## Start DATA PROVIDED

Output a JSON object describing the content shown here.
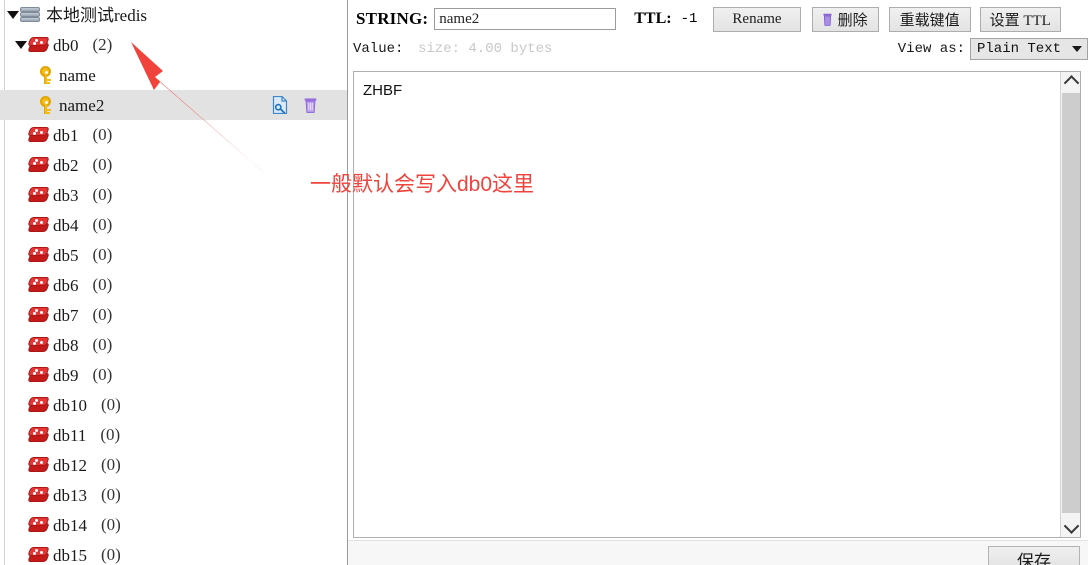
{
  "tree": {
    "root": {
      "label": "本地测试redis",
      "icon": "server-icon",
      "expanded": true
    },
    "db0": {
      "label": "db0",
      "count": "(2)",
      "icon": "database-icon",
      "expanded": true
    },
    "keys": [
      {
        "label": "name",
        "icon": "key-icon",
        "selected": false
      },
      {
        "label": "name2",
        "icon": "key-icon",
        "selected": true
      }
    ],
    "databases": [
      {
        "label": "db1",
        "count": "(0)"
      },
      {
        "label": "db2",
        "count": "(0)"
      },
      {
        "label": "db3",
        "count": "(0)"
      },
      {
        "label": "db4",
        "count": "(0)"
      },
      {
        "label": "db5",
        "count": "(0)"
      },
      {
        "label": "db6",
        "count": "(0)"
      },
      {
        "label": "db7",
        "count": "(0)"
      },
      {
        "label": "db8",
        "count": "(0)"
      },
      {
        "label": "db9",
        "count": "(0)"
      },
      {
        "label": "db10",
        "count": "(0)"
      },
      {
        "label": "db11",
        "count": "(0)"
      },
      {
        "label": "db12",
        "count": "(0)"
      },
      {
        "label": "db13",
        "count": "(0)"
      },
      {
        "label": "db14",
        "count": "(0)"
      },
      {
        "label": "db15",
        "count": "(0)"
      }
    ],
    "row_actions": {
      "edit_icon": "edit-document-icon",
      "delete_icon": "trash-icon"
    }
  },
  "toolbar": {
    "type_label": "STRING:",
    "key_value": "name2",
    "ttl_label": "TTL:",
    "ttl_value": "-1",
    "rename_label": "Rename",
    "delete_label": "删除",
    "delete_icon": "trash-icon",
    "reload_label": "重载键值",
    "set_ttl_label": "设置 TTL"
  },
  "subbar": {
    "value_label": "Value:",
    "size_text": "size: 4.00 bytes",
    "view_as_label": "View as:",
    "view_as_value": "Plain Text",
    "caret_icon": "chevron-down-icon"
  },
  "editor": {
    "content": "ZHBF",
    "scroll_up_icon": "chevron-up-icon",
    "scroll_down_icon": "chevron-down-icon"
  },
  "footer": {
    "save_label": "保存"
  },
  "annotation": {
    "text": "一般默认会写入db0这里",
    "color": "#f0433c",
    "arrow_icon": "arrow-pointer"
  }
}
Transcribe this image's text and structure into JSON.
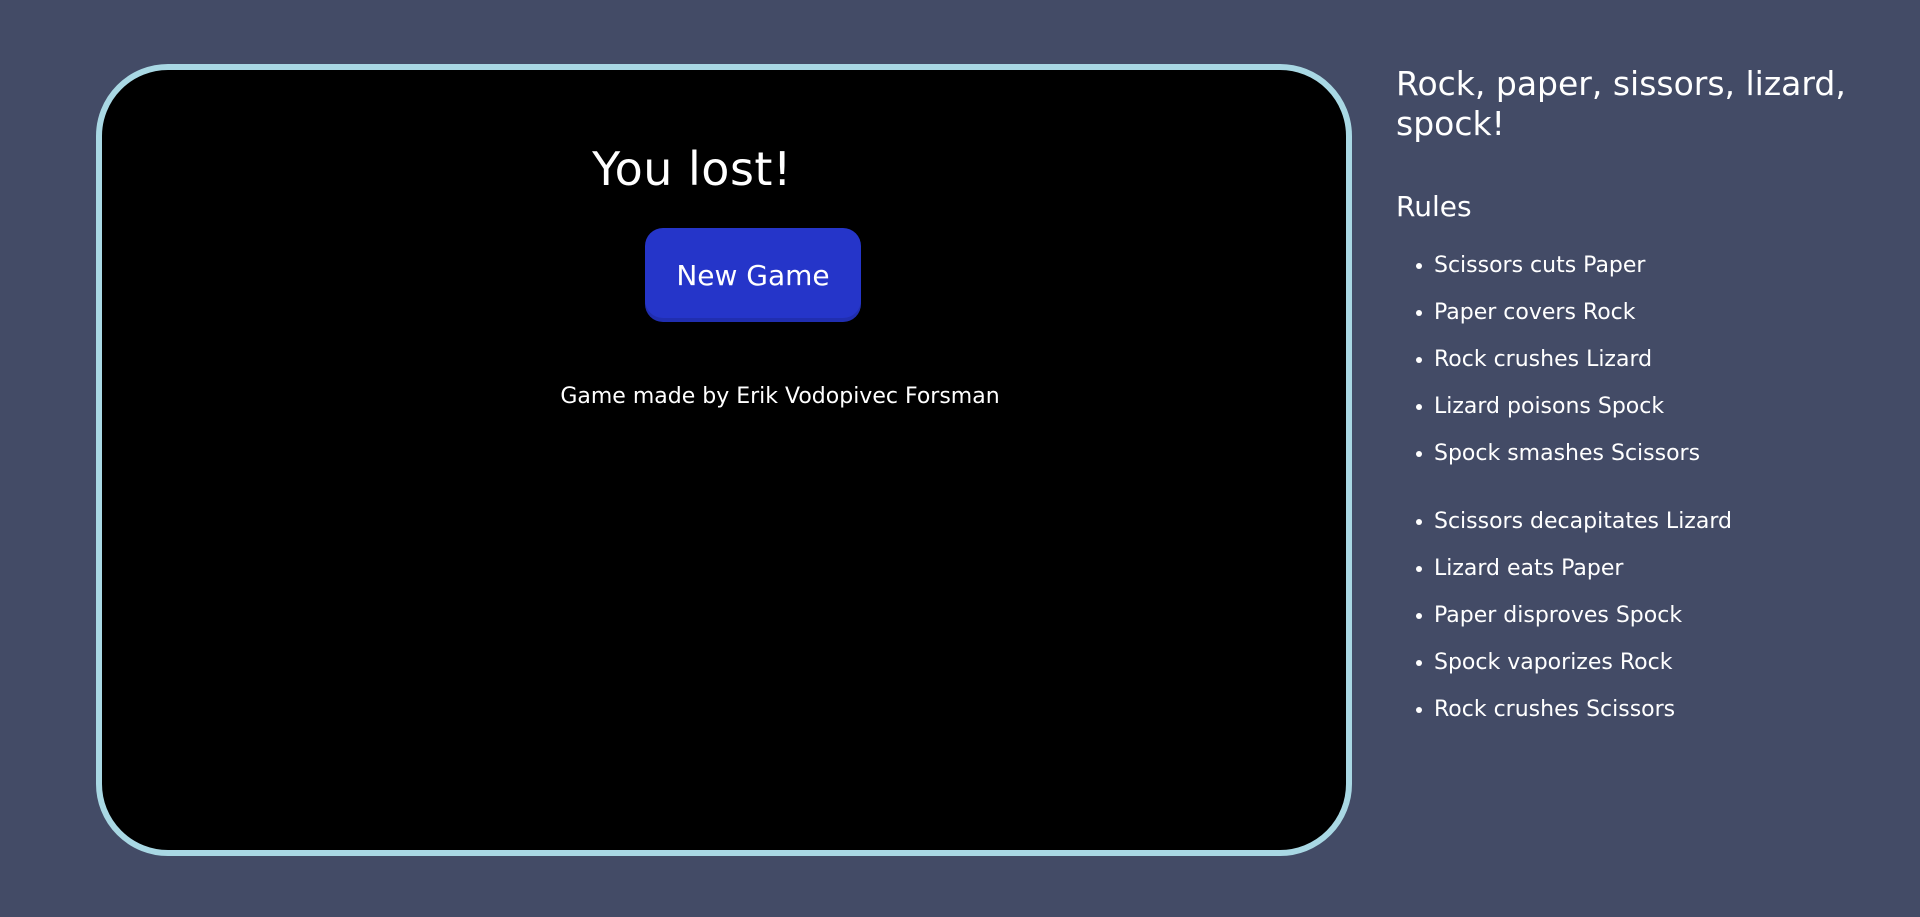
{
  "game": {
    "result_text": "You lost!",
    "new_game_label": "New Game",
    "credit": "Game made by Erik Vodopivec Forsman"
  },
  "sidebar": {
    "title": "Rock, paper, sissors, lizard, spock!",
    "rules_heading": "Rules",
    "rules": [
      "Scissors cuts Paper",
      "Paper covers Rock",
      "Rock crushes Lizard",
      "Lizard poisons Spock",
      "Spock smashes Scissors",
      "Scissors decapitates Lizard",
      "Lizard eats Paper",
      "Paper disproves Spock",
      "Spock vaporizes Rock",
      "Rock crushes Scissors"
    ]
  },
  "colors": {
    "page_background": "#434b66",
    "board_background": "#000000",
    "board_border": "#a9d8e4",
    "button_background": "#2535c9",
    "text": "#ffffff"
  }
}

## End DATA PROVIDED

### [AIM]
Copy all lines from the listing that contain "trash".

### [EXERCISE RESULT]
      "delete_icon": "trash-icon"
    "delete_icon": "trash-icon",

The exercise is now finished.